» WHAT THE TASK ASKS
Please quote all of the material below word for word, leaving out any pictures.
※ ※ ※
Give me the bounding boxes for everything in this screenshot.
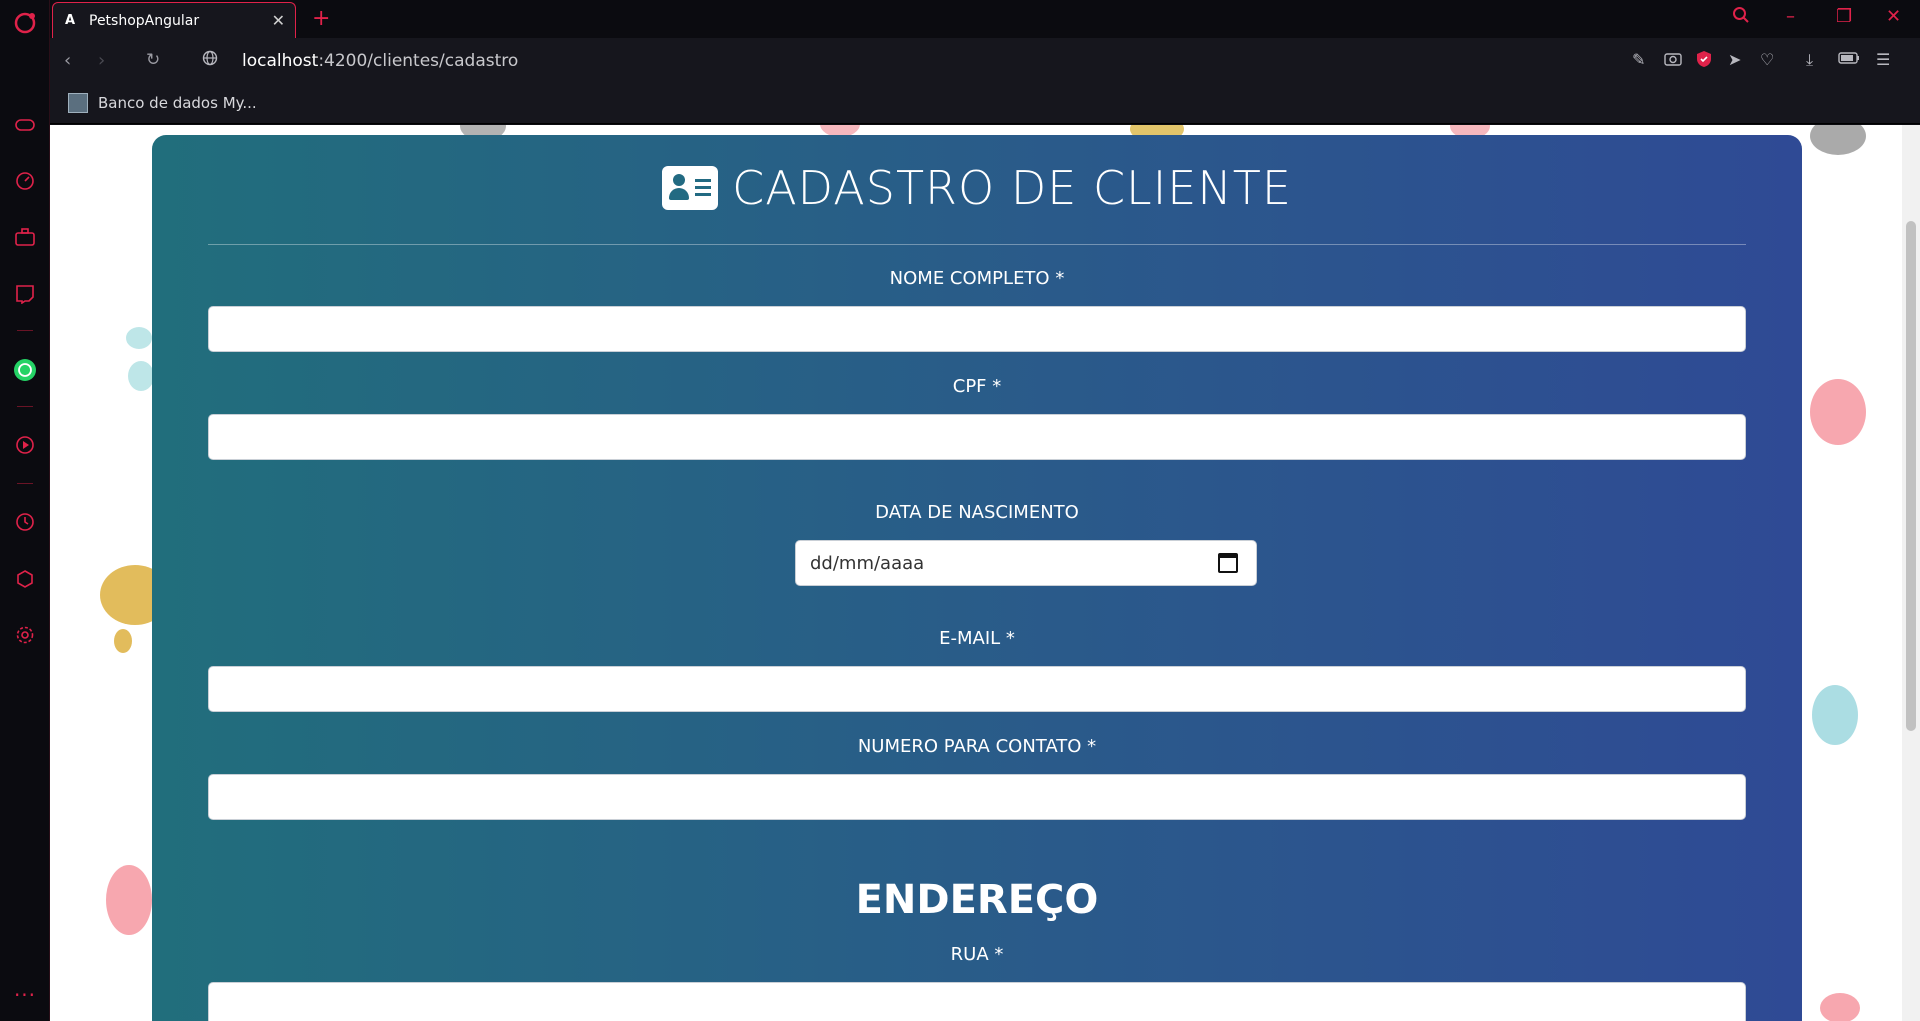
paw-print-decoration bbox=[1820, 993, 1860, 1021]
endereco-heading: ENDEREÇO bbox=[855, 877, 1099, 923]
opera-logo-icon[interactable] bbox=[12, 10, 38, 36]
url-path: :4200/clientes/cadastro bbox=[318, 51, 519, 71]
angular-icon: A bbox=[65, 12, 76, 28]
new-tab-icon[interactable]: + bbox=[312, 6, 330, 31]
rua-label: RUA * bbox=[950, 944, 1004, 965]
paw-print-decoration bbox=[114, 629, 132, 653]
calendar-icon[interactable] bbox=[1218, 553, 1238, 573]
battery-icon[interactable] bbox=[1838, 50, 1860, 69]
page-title-text: CADASTRO DE CLIENTE bbox=[732, 161, 1292, 215]
cube-icon[interactable] bbox=[12, 566, 38, 592]
nascimento-date-input[interactable]: dd/mm/aaaa bbox=[795, 540, 1257, 586]
settings-icon[interactable] bbox=[12, 622, 38, 648]
download-icon[interactable]: ⤓ bbox=[1806, 50, 1813, 70]
sidebar-separator bbox=[17, 483, 33, 484]
close-icon[interactable]: ✕ bbox=[272, 11, 285, 30]
tab-bar: A PetshopAngular ✕ + – ❐ ✕ bbox=[50, 0, 1920, 38]
cpf-input[interactable] bbox=[208, 414, 1746, 460]
heart-icon[interactable]: ♡ bbox=[1760, 50, 1774, 69]
contato-input[interactable] bbox=[208, 774, 1746, 820]
bookmark-favicon-icon bbox=[68, 93, 88, 113]
title-divider bbox=[208, 244, 1746, 245]
more-icon[interactable]: ··· bbox=[12, 982, 38, 1008]
camera-icon[interactable] bbox=[1664, 50, 1682, 70]
rua-input[interactable] bbox=[208, 982, 1746, 1021]
email-input[interactable] bbox=[208, 666, 1746, 712]
bookmark-item[interactable]: Banco de dados My... bbox=[68, 93, 257, 113]
history-icon[interactable] bbox=[12, 509, 38, 535]
page-scrollbar[interactable] bbox=[1902, 125, 1920, 1021]
bookmarks-bar: Banco de dados My... bbox=[50, 84, 1920, 124]
tab-title: PetshopAngular bbox=[89, 12, 200, 29]
site-info-icon[interactable] bbox=[202, 50, 218, 70]
restore-icon[interactable]: ❐ bbox=[1836, 6, 1852, 27]
snapshot-edit-icon[interactable]: ✎ bbox=[1632, 50, 1645, 69]
briefcase-icon[interactable] bbox=[12, 224, 38, 250]
sidebar-separator bbox=[17, 406, 33, 407]
cadastro-card: CADASTRO DE CLIENTE NOME COMPLETO * CPF … bbox=[152, 135, 1802, 1021]
url-field[interactable]: localhost:4200/clientes/cadastro bbox=[242, 51, 518, 71]
browser-sidebar: ··· bbox=[0, 0, 50, 1021]
address-bar: ‹ › ↻ localhost:4200/clientes/cadastro ✎… bbox=[50, 38, 1920, 84]
back-icon[interactable]: ‹ bbox=[64, 50, 71, 71]
id-card-icon bbox=[662, 166, 719, 210]
paw-print-decoration bbox=[106, 865, 152, 935]
minimize-icon[interactable]: – bbox=[1786, 6, 1795, 27]
nome-input[interactable] bbox=[208, 306, 1746, 352]
send-icon[interactable]: ➤ bbox=[1728, 50, 1741, 69]
sidebar-separator bbox=[17, 330, 33, 331]
date-placeholder: dd/mm/aaaa bbox=[810, 552, 925, 574]
email-label: E-MAIL * bbox=[939, 628, 1015, 649]
reload-icon[interactable]: ↻ bbox=[146, 50, 160, 70]
cpf-label: CPF * bbox=[952, 376, 1002, 397]
player-icon[interactable] bbox=[12, 432, 38, 458]
paw-print-decoration bbox=[1812, 685, 1858, 745]
shield-icon[interactable] bbox=[1696, 50, 1712, 72]
page-title: CADASTRO DE CLIENTE bbox=[152, 161, 1802, 215]
contato-label: NUMERO PARA CONTATO * bbox=[857, 736, 1097, 757]
paw-print-decoration bbox=[126, 327, 152, 349]
paw-print-decoration bbox=[128, 361, 154, 391]
tab-petshop[interactable]: A PetshopAngular ✕ bbox=[52, 2, 296, 38]
gamepad-icon[interactable] bbox=[12, 112, 38, 138]
scrollbar-thumb[interactable] bbox=[1906, 221, 1916, 731]
window-close-icon[interactable]: ✕ bbox=[1886, 6, 1901, 27]
speed-dial-icon[interactable] bbox=[12, 168, 38, 194]
twitch-icon[interactable] bbox=[12, 281, 38, 307]
bookmark-label: Banco de dados My... bbox=[98, 94, 257, 112]
nome-label: NOME COMPLETO * bbox=[889, 268, 1065, 289]
paw-print-decoration bbox=[1810, 125, 1866, 155]
page-viewport: CADASTRO DE CLIENTE NOME COMPLETO * CPF … bbox=[50, 125, 1902, 1021]
url-host: localhost bbox=[242, 51, 319, 71]
forward-icon[interactable]: › bbox=[98, 50, 105, 71]
search-icon[interactable] bbox=[1732, 6, 1750, 29]
nascimento-label: DATA DE NASCIMENTO bbox=[875, 502, 1079, 523]
whatsapp-icon[interactable] bbox=[12, 357, 38, 383]
paw-print-decoration bbox=[1810, 379, 1866, 445]
easy-setup-icon[interactable]: ☰ bbox=[1876, 50, 1890, 69]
※ ※ ※
» RESULT BELOW
Give me the bounding boxes for everything in this screenshot.
paw-print-decoration bbox=[1820, 993, 1860, 1021]
endereco-heading: ENDEREÇO bbox=[855, 877, 1099, 923]
opera-logo-icon[interactable] bbox=[12, 10, 38, 36]
url-path: :4200/clientes/cadastro bbox=[318, 51, 519, 71]
angular-icon: A bbox=[65, 12, 76, 28]
new-tab-icon[interactable]: + bbox=[312, 6, 330, 31]
rua-label: RUA * bbox=[950, 944, 1004, 965]
paw-print-decoration bbox=[114, 629, 132, 653]
calendar-icon[interactable] bbox=[1218, 553, 1238, 573]
battery-icon[interactable] bbox=[1838, 50, 1860, 69]
page-title-text: CADASTRO DE CLIENTE bbox=[732, 161, 1292, 215]
cube-icon[interactable] bbox=[12, 566, 38, 592]
nascimento-date-input[interactable]: dd/mm/aaaa bbox=[795, 540, 1257, 586]
settings-icon[interactable] bbox=[12, 622, 38, 648]
download-icon[interactable]: ⤓ bbox=[1806, 50, 1813, 70]
sidebar-separator bbox=[17, 483, 33, 484]
close-icon[interactable]: ✕ bbox=[272, 11, 285, 30]
tab-bar: A PetshopAngular ✕ + – ❐ ✕ bbox=[50, 0, 1920, 38]
cpf-input[interactable] bbox=[208, 414, 1746, 460]
heart-icon[interactable]: ♡ bbox=[1760, 50, 1774, 69]
contato-input[interactable] bbox=[208, 774, 1746, 820]
bookmark-favicon-icon bbox=[68, 93, 88, 113]
title-divider bbox=[208, 244, 1746, 245]
more-icon[interactable]: ··· bbox=[12, 982, 38, 1008]
camera-icon[interactable] bbox=[1664, 50, 1682, 70]
rua-input[interactable] bbox=[208, 982, 1746, 1021]
email-input[interactable] bbox=[208, 666, 1746, 712]
bookmark-item[interactable]: Banco de dados My... bbox=[68, 93, 257, 113]
history-icon[interactable] bbox=[12, 509, 38, 535]
page-scrollbar[interactable] bbox=[1902, 125, 1920, 1021]
bookmarks-bar: Banco de dados My... bbox=[50, 84, 1920, 124]
tab-title: PetshopAngular bbox=[89, 12, 200, 29]
site-info-icon[interactable] bbox=[202, 50, 218, 70]
restore-icon[interactable]: ❐ bbox=[1836, 6, 1852, 27]
snapshot-edit-icon[interactable]: ✎ bbox=[1632, 50, 1645, 69]
briefcase-icon[interactable] bbox=[12, 224, 38, 250]
sidebar-separator bbox=[17, 406, 33, 407]
cadastro-card: CADASTRO DE CLIENTE NOME COMPLETO * CPF … bbox=[152, 135, 1802, 1021]
url-field[interactable]: localhost:4200/clientes/cadastro bbox=[242, 51, 518, 71]
browser-sidebar: ··· bbox=[0, 0, 50, 1021]
address-bar: ‹ › ↻ localhost:4200/clientes/cadastro ✎… bbox=[50, 38, 1920, 84]
back-icon[interactable]: ‹ bbox=[64, 50, 71, 71]
id-card-icon bbox=[662, 166, 719, 210]
paw-print-decoration bbox=[106, 865, 152, 935]
minimize-icon[interactable]: – bbox=[1786, 6, 1795, 27]
nome-input[interactable] bbox=[208, 306, 1746, 352]
send-icon[interactable]: ➤ bbox=[1728, 50, 1741, 69]
sidebar-separator bbox=[17, 330, 33, 331]
date-placeholder: dd/mm/aaaa bbox=[810, 552, 925, 574]
email-label: E-MAIL * bbox=[939, 628, 1015, 649]
reload-icon[interactable]: ↻ bbox=[146, 50, 160, 70]
cpf-label: CPF * bbox=[952, 376, 1002, 397]
player-icon[interactable] bbox=[12, 432, 38, 458]
paw-print-decoration bbox=[1812, 685, 1858, 745]
shield-icon[interactable] bbox=[1696, 50, 1712, 72]
page-title: CADASTRO DE CLIENTE bbox=[152, 161, 1802, 215]
contato-label: NUMERO PARA CONTATO * bbox=[857, 736, 1097, 757]
paw-print-decoration bbox=[126, 327, 152, 349]
paw-print-decoration bbox=[128, 361, 154, 391]
tab-petshop[interactable]: A PetshopAngular ✕ bbox=[52, 2, 296, 38]
gamepad-icon[interactable] bbox=[12, 112, 38, 138]
scrollbar-thumb[interactable] bbox=[1906, 221, 1916, 731]
window-close-icon[interactable]: ✕ bbox=[1886, 6, 1901, 27]
speed-dial-icon[interactable] bbox=[12, 168, 38, 194]
twitch-icon[interactable] bbox=[12, 281, 38, 307]
bookmark-label: Banco de dados My... bbox=[98, 94, 257, 112]
nome-label: NOME COMPLETO * bbox=[889, 268, 1065, 289]
paw-print-decoration bbox=[1810, 125, 1866, 155]
page-viewport: CADASTRO DE CLIENTE NOME COMPLETO * CPF … bbox=[50, 125, 1902, 1021]
url-host: localhost bbox=[242, 51, 319, 71]
forward-icon[interactable]: › bbox=[98, 50, 105, 71]
search-icon[interactable] bbox=[1732, 6, 1750, 29]
nascimento-label: DATA DE NASCIMENTO bbox=[875, 502, 1079, 523]
whatsapp-icon[interactable] bbox=[12, 357, 38, 383]
paw-print-decoration bbox=[1810, 379, 1866, 445]
easy-setup-icon[interactable]: ☰ bbox=[1876, 50, 1890, 69]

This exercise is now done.